Challenge: Convert the lines of the records starting at the line containing "comment-item: oooo 让我" and ending at the line containing "comment-username-text: 香菜不好吃: [100, 747, 200, 771]", both included, into a Markdown table with the columns Row and Record line. Number each line in order and leave out blank lines.
------------------------------------
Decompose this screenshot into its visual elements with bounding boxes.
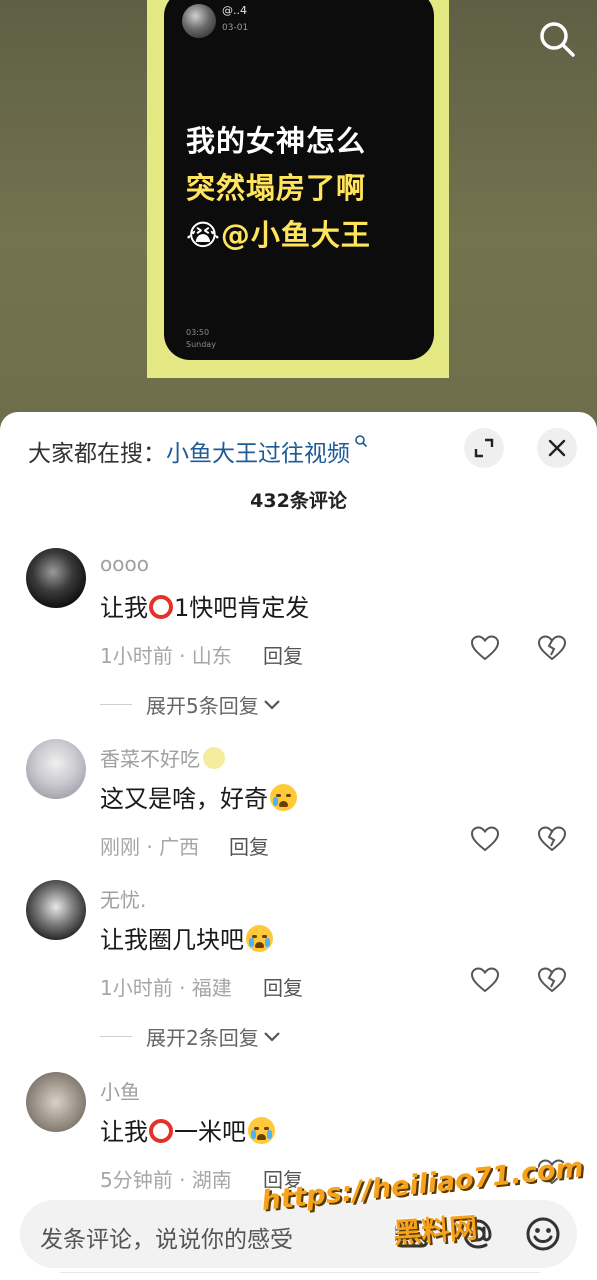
comment-item: oooo 让我 1快吧肯定发 1小时前 · 山东 回复 展开5条回复: [0, 548, 597, 718]
caption-mention: @小鱼大王: [220, 218, 371, 252]
heart-icon[interactable]: [470, 966, 502, 996]
comment-text-part: 让我圈几块吧: [100, 926, 244, 954]
fullscreen-icon: [474, 438, 494, 458]
comment-input-placeholder: 发条评论，说说你的感受: [40, 1227, 293, 1253]
reply-button[interactable]: 回复: [229, 831, 269, 860]
search-icon[interactable]: [536, 18, 578, 60]
avatar[interactable]: [26, 880, 86, 940]
poster-avatar: [182, 4, 216, 38]
comment-username[interactable]: 香菜不好吃: [100, 743, 225, 772]
broken-heart-icon[interactable]: [537, 966, 569, 996]
avatar[interactable]: [26, 1072, 86, 1132]
laughing-crying-emoji: [270, 784, 297, 811]
heart-icon[interactable]: [470, 634, 502, 664]
poster-author-date: 03-01: [222, 23, 249, 33]
caption-line-1: 我的女神怎么: [186, 124, 367, 158]
comment-text-part: 让我: [100, 1118, 148, 1146]
comment-meta: 1小时前 · 福建: [100, 976, 232, 1000]
search-suggestion[interactable]: 大家都在搜：小鱼大王过往视频: [28, 434, 368, 468]
reply-button[interactable]: 回复: [263, 972, 303, 1001]
watermark-logo: 黑料网: [392, 1211, 479, 1250]
comment-username-text: 香菜不好吃: [100, 747, 200, 771]
avatar[interactable]: [26, 548, 86, 608]
chevron-down-icon: [263, 699, 280, 710]
close-button[interactable]: [537, 428, 577, 468]
comment-username[interactable]: 小鱼: [100, 1076, 140, 1105]
expand-replies-label: 展开5条回复: [146, 694, 259, 718]
comment-username[interactable]: oooo: [100, 552, 149, 576]
comment-text-part: 让我: [100, 594, 148, 622]
red-circle-emoji: [149, 595, 173, 619]
suggestion-prefix: 大家都在搜：: [28, 441, 166, 467]
comment-item: 无忧. 让我圈几块吧 1小时前 · 福建 回复 展开2条回复: [0, 880, 597, 1050]
crying-emoji: 😭: [186, 218, 221, 252]
video-poster: @..4 03-01 我的女神怎么 突然塌房了啊 😭@小鱼大王 03:50 Su…: [164, 0, 434, 360]
comment-text-part: 1快吧肯定发: [174, 594, 310, 622]
comment-sheet: 大家都在搜：小鱼大王过往视频 432条评论 oooo 让我 1快吧肯定发 1小时前…: [0, 412, 597, 1280]
fullscreen-button[interactable]: [464, 428, 504, 468]
comment-text: 让我 1快吧肯定发: [100, 588, 309, 623]
divider: [100, 1036, 132, 1037]
divider: [100, 704, 132, 705]
poster-author-name: @..4: [222, 4, 247, 17]
poster-time: 03:50: [186, 328, 210, 337]
comment-text-part: 这又是啥，好奇: [100, 785, 268, 813]
chevron-down-icon: [263, 1031, 280, 1042]
expand-replies[interactable]: 展开5条回复: [100, 690, 281, 719]
comment-meta: 刚刚 · 广西: [100, 835, 200, 859]
suggestion-search-icon: [350, 435, 368, 452]
comment-text: 这又是啥，好奇: [100, 779, 297, 814]
close-icon: [548, 439, 566, 457]
poster-day: Sunday: [186, 340, 216, 349]
crying-emoji: [248, 1117, 275, 1144]
emoji-icon[interactable]: [523, 1214, 563, 1254]
caption-line-3: 😭@小鱼大王: [186, 212, 371, 254]
avatar[interactable]: [26, 739, 86, 799]
expand-replies-label: 展开2条回复: [146, 1026, 259, 1050]
smile-emoji: [203, 747, 225, 769]
crying-emoji: [246, 925, 273, 952]
comment-text: 让我 一米吧: [100, 1112, 275, 1147]
comment-text-part: 一米吧: [174, 1118, 246, 1146]
heart-icon[interactable]: [470, 825, 502, 855]
reply-button[interactable]: 回复: [263, 640, 303, 669]
comment-count: 432条评论: [250, 490, 347, 512]
comment-meta: 5分钟前 · 湖南: [100, 1168, 232, 1192]
red-circle-emoji: [149, 1119, 173, 1143]
comment-text: 让我圈几块吧: [100, 920, 273, 955]
comment-meta: 1小时前 · 山东: [100, 644, 232, 668]
broken-heart-icon[interactable]: [537, 825, 569, 855]
caption-line-2: 突然塌房了啊: [186, 171, 367, 205]
expand-replies[interactable]: 展开2条回复: [100, 1022, 281, 1051]
comment-username[interactable]: 无忧.: [100, 884, 146, 913]
comment-item: 香菜不好吃 这又是啥，好奇 刚刚 · 广西 回复: [0, 739, 597, 869]
bottom-divider: [60, 1272, 540, 1280]
broken-heart-icon[interactable]: [537, 634, 569, 664]
suggestion-link[interactable]: 小鱼大王过往视频: [166, 441, 350, 467]
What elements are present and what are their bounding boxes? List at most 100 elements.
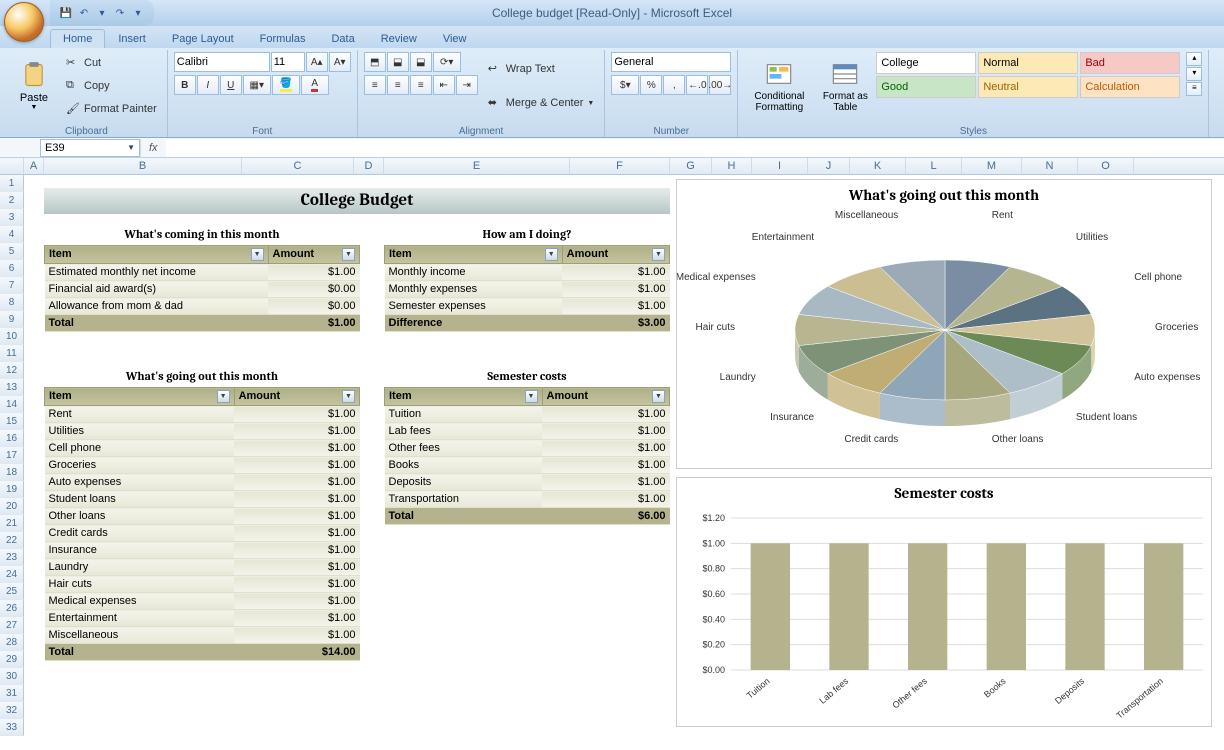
row-header-29[interactable]: 29	[0, 651, 24, 668]
row-header-26[interactable]: 26	[0, 600, 24, 617]
row-header-32[interactable]: 32	[0, 702, 24, 719]
shrink-font-button[interactable]: A▾	[329, 52, 351, 72]
incoming-table[interactable]: Item▼Amount▼Estimated monthly net income…	[44, 245, 360, 332]
border-button[interactable]: ▦▾	[243, 75, 271, 95]
col-header-F[interactable]: F	[570, 158, 670, 174]
fx-icon[interactable]: fx	[141, 142, 166, 154]
pie-chart[interactable]: What's going out this month RentUtilitie…	[676, 179, 1212, 469]
align-right-button[interactable]: ≡	[410, 75, 432, 95]
table-row[interactable]: Financial aid award(s)$0.00	[45, 281, 360, 298]
fill-color-button[interactable]: 🪣	[272, 75, 300, 95]
row-header-30[interactable]: 30	[0, 668, 24, 685]
tab-page-layout[interactable]: Page Layout	[159, 29, 247, 48]
tab-insert[interactable]: Insert	[105, 29, 159, 48]
worksheet-grid[interactable]: ABCDEFGHIJKLMNO 123456789101112131415161…	[0, 158, 1224, 750]
row-header-2[interactable]: 2	[0, 192, 24, 209]
row-header-15[interactable]: 15	[0, 413, 24, 430]
cut-button[interactable]: ✂Cut	[62, 55, 161, 71]
row-header-33[interactable]: 33	[0, 719, 24, 736]
table-header[interactable]: Item▼	[45, 246, 269, 264]
col-header-B[interactable]: B	[44, 158, 242, 174]
currency-button[interactable]: $ ▾	[611, 75, 639, 95]
formula-input[interactable]	[166, 139, 1224, 157]
table-row[interactable]: Hair cuts$1.00	[45, 576, 360, 593]
filter-icon[interactable]: ▼	[545, 248, 558, 261]
font-size-combo[interactable]	[271, 52, 305, 72]
qat-more-icon[interactable]: ▾	[130, 5, 146, 21]
increase-decimal-button[interactable]: ←.0	[686, 75, 708, 95]
semester-table[interactable]: Item▼Amount▼Tuition$1.00Lab fees$1.00Oth…	[384, 387, 670, 525]
align-center-button[interactable]: ≡	[387, 75, 409, 95]
table-row[interactable]: Monthly expenses$1.00	[385, 281, 670, 298]
row-header-16[interactable]: 16	[0, 430, 24, 447]
increase-indent-button[interactable]: ⇥	[456, 75, 478, 95]
table-header[interactable]: Amount▼	[542, 388, 669, 406]
tab-view[interactable]: View	[430, 29, 480, 48]
align-middle-button[interactable]: ⬓	[387, 52, 409, 72]
table-header[interactable]: Item▼	[45, 388, 235, 406]
tab-formulas[interactable]: Formulas	[247, 29, 319, 48]
conditional-formatting-button[interactable]: Conditional Formatting	[744, 52, 814, 120]
table-header[interactable]: Amount▼	[234, 388, 359, 406]
name-box[interactable]: E39▼	[40, 139, 140, 157]
table-row[interactable]: Other fees$1.00	[385, 440, 670, 457]
dropdown-icon[interactable]: ▾	[94, 5, 110, 21]
filter-icon[interactable]: ▼	[342, 390, 355, 403]
col-header-H[interactable]: H	[712, 158, 752, 174]
table-row[interactable]: Cell phone$1.00	[45, 440, 360, 457]
align-top-button[interactable]: ⬒	[364, 52, 386, 72]
col-header-M[interactable]: M	[962, 158, 1022, 174]
row-header-25[interactable]: 25	[0, 583, 24, 600]
row-header-5[interactable]: 5	[0, 243, 24, 260]
col-header-N[interactable]: N	[1022, 158, 1078, 174]
comma-button[interactable]: ,	[663, 75, 685, 95]
table-row[interactable]: Books$1.00	[385, 457, 670, 474]
outgoing-table[interactable]: Item▼Amount▼Rent$1.00Utilities$1.00Cell …	[44, 387, 360, 661]
row-header-7[interactable]: 7	[0, 277, 24, 294]
underline-button[interactable]: U	[220, 75, 242, 95]
col-header-D[interactable]: D	[354, 158, 384, 174]
table-row[interactable]: Utilities$1.00	[45, 423, 360, 440]
font-name-combo[interactable]	[174, 52, 270, 72]
row-header-17[interactable]: 17	[0, 447, 24, 464]
gallery-up-icon[interactable]: ▴	[1186, 52, 1202, 66]
filter-icon[interactable]: ▼	[525, 390, 538, 403]
col-header-L[interactable]: L	[906, 158, 962, 174]
style-cell-normal[interactable]: Normal	[978, 52, 1078, 74]
table-row[interactable]: Rent$1.00	[45, 406, 360, 423]
col-header-E[interactable]: E	[384, 158, 570, 174]
table-row[interactable]: Tuition$1.00	[385, 406, 670, 423]
col-header-G[interactable]: G	[670, 158, 712, 174]
table-header[interactable]: Item▼	[385, 246, 563, 264]
table-row[interactable]: Credit cards$1.00	[45, 525, 360, 542]
orientation-button[interactable]: ⟳▾	[433, 52, 461, 72]
cell-styles-gallery[interactable]: CollegeNormalBadGoodNeutralCalculation	[876, 52, 1180, 123]
row-header-4[interactable]: 4	[0, 226, 24, 243]
table-row[interactable]: Insurance$1.00	[45, 542, 360, 559]
bar-chart[interactable]: Semester costs $0.00$0.20$0.40$0.60$0.80…	[676, 477, 1212, 727]
table-row[interactable]: Miscellaneous$1.00	[45, 627, 360, 644]
row-header-24[interactable]: 24	[0, 566, 24, 583]
decrease-indent-button[interactable]: ⇤	[433, 75, 455, 95]
grow-font-button[interactable]: A▴	[306, 52, 328, 72]
copy-button[interactable]: ⧉Copy	[62, 78, 161, 94]
row-header-27[interactable]: 27	[0, 617, 24, 634]
row-header-22[interactable]: 22	[0, 532, 24, 549]
table-row[interactable]: Semester expenses$1.00	[385, 298, 670, 315]
tab-data[interactable]: Data	[318, 29, 367, 48]
style-cell-calculation[interactable]: Calculation	[1080, 76, 1180, 98]
filter-icon[interactable]: ▼	[652, 248, 665, 261]
row-header-12[interactable]: 12	[0, 362, 24, 379]
row-header-11[interactable]: 11	[0, 345, 24, 362]
tab-home[interactable]: Home	[50, 29, 105, 48]
table-row[interactable]: Allowance from mom & dad$0.00	[45, 298, 360, 315]
percent-button[interactable]: %	[640, 75, 662, 95]
align-bottom-button[interactable]: ⬓	[410, 52, 432, 72]
col-header-J[interactable]: J	[808, 158, 850, 174]
number-format-combo[interactable]	[611, 52, 731, 72]
redo-icon[interactable]: ↷	[112, 5, 128, 21]
chevron-down-icon[interactable]: ▼	[127, 143, 135, 152]
table-header[interactable]: Amount▼	[562, 246, 669, 264]
row-header-6[interactable]: 6	[0, 260, 24, 277]
table-row[interactable]: Estimated monthly net income$1.00	[45, 264, 360, 281]
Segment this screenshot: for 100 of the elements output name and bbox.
------------------------------------
Solution to this task:
| Row | Record line |
|---|---|
| 1 | comment-item: oooo 让我 1快吧肯定发 1小时前 · 山东 回复 展开5条回复: [0, 548, 597, 718] |
| 2 | caption-mention: @小鱼大王: [220, 218, 371, 252] |
| 3 | heart-icon[interactable]: [470, 966, 502, 996] |
| 4 | comment-text-part: 让我圈几块吧: [100, 926, 244, 954] |
| 5 | fullscreen-icon: [474, 438, 494, 458] |
| 6 | comment-input-placeholder: 发条评论，说说你的感受: [40, 1227, 293, 1253] |
| 7 | reply-button[interactable]: 回复: [229, 831, 269, 860] |
| 8 | search-icon[interactable]: [536, 18, 578, 60] |
| 9 | avatar[interactable]: [26, 880, 86, 940] |
| 10 | poster-avatar: [182, 4, 216, 38] |
| 11 | comment-username[interactable]: 香菜不好吃: [100, 743, 225, 772] |
| 12 | broken-heart-icon[interactable]: [537, 966, 569, 996] |
| 13 | avatar[interactable]: [26, 1072, 86, 1132] |
| 14 | laughing-crying-emoji: [270, 784, 297, 811] |
| 15 | heart-icon[interactable]: [470, 634, 502, 664] |
| 16 | poster-author-date: 03-01: [222, 23, 249, 33] |
| 17 | caption-line-1: 我的女神怎么: [186, 124, 367, 158] |
| 18 | comment-text-part: 让我: [100, 1118, 148, 1146] |
| 19 | comment-meta: 1小时前 · 福建: [100, 976, 232, 1000] |
| 20 | search-suggestion[interactable]: 大家都在搜：小鱼大王过往视频: [28, 434, 368, 468] |
| 21 | reply-button[interactable]: 回复: [263, 972, 303, 1001] |
| 22 | watermark-logo: 黑料网: [392, 1211, 479, 1250] |
| 23 | comment-username-text: 香菜不好吃: [100, 747, 200, 771] |